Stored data
━━━━━━━━━━

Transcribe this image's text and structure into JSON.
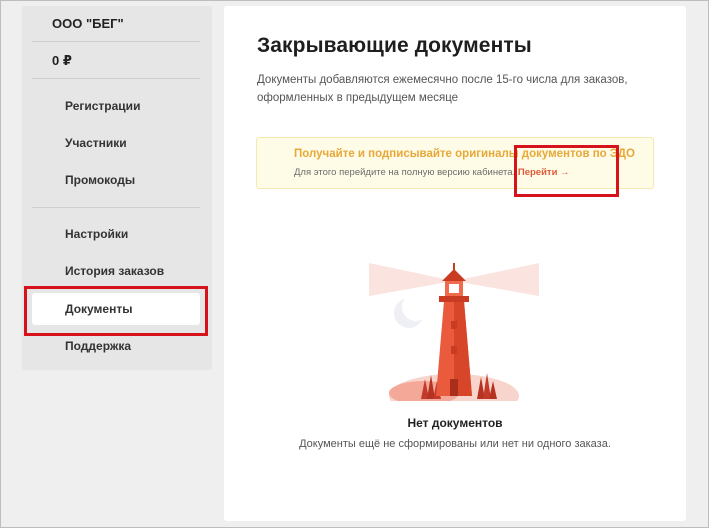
{
  "sidebar": {
    "company": "ООО \"БЕГ\"",
    "balance": "0 ₽",
    "items": [
      {
        "label": "Регистрации"
      },
      {
        "label": "Участники"
      },
      {
        "label": "Промокоды"
      },
      {
        "label": "Настройки"
      },
      {
        "label": "История заказов"
      },
      {
        "label": "Документы",
        "active": true
      },
      {
        "label": "Поддержка"
      }
    ]
  },
  "main": {
    "title": "Закрывающие документы",
    "description": "Документы добавляются ежемесячно после 15-го числа для заказов, оформленных в предыдущем месяце",
    "notice": {
      "title": "Получайте и подписывайте оригиналы документов по ЭДО",
      "text": "Для этого перейдите на полную версию кабинета.",
      "link_label": "Перейти →"
    },
    "empty_state": {
      "illustration_icon": "lighthouse-icon",
      "title": "Нет документов",
      "description": "Документы ещё не сформированы или нет ни одного заказа."
    }
  },
  "colors": {
    "accent": "#e05a3a",
    "notice_title": "#e7a83a",
    "notice_bg": "#fefbe6",
    "highlight": "#d6121a"
  }
}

━━━━━━━━━━

### What is required
Read the entries and show each line that mentions "description".

### Written response
    "description": "Документы добавляются ежемесячно после 15-го числа для заказов, оформленных в предыдущем месяце",
      "description": "Документы ещё не сформированы или нет ни одного заказа."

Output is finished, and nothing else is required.